## Your goal
How many lines of these entries include the string "value"? State the number alone.

## Listed records
===============

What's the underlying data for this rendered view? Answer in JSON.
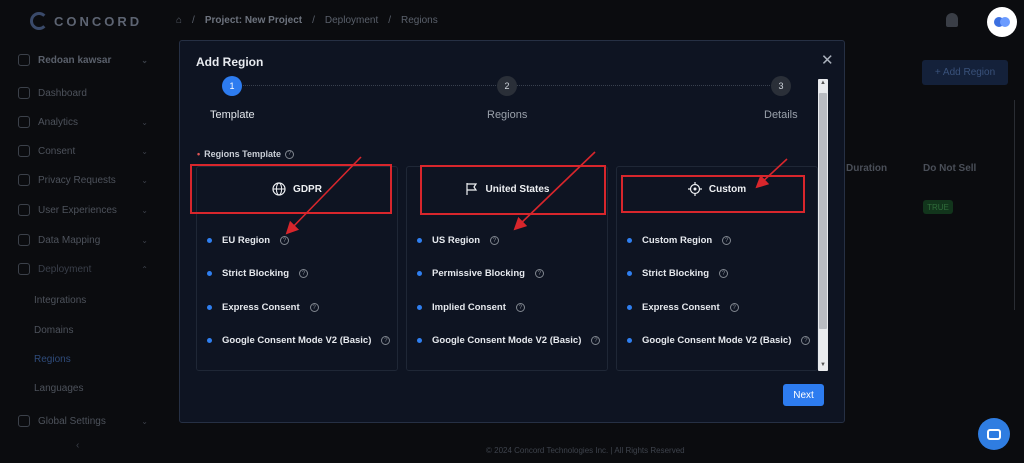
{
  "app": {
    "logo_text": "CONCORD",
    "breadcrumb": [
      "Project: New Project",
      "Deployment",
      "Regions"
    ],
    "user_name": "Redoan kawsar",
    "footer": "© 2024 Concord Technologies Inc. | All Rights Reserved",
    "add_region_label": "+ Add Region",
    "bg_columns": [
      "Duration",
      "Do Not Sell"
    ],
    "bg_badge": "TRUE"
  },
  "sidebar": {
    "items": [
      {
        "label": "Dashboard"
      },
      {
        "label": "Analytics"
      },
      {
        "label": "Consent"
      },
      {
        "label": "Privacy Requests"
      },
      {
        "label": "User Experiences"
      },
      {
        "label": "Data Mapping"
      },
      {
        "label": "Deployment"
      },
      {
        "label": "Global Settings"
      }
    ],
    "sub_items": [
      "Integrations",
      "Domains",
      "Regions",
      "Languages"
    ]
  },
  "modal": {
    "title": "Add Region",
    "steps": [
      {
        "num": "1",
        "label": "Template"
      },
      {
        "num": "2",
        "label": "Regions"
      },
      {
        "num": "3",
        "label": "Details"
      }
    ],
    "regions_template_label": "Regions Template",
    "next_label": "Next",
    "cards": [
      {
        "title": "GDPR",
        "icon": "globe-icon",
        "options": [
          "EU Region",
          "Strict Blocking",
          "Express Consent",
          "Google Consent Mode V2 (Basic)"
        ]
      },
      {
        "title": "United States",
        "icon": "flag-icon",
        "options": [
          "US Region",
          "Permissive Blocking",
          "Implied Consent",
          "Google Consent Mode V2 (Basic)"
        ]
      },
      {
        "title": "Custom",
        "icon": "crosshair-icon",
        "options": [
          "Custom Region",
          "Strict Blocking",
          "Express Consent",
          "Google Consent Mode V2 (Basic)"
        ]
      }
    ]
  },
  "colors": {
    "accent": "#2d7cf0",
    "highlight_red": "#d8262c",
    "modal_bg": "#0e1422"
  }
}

===============

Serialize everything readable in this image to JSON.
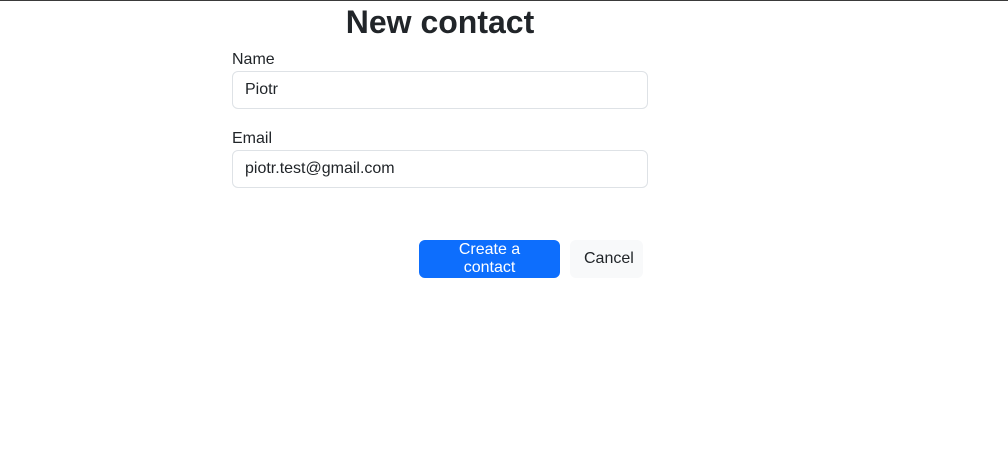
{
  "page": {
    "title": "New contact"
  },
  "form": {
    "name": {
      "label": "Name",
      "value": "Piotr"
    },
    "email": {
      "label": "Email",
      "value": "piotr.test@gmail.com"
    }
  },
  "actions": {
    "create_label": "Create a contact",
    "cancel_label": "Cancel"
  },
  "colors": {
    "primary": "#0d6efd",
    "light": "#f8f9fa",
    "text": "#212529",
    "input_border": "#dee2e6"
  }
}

===============

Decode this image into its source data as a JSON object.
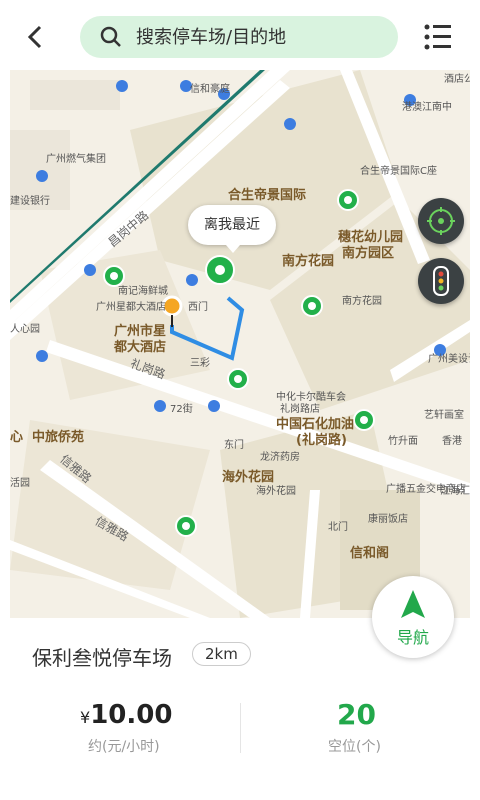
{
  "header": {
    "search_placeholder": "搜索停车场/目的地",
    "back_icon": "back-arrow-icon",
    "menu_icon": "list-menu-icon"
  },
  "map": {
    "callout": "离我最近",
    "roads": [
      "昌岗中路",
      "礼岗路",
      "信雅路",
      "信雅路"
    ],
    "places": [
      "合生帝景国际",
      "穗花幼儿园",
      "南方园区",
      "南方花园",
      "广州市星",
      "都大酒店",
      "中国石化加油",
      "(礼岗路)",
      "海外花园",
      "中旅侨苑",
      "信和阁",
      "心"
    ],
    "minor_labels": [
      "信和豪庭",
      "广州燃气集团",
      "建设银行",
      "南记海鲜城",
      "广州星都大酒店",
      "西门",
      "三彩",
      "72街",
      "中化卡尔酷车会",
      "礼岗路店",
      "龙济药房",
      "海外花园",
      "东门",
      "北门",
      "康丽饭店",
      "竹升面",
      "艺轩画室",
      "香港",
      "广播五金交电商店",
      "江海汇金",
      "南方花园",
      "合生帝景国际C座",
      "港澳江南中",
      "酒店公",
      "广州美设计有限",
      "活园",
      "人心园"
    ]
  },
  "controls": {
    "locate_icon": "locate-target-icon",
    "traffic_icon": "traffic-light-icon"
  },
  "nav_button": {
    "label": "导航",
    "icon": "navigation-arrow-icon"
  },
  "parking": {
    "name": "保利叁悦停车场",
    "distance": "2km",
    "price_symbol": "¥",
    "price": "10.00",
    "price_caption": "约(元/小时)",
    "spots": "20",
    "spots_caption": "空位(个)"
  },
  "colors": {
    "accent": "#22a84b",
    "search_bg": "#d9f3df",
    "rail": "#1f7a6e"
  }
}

===============

## Full response
2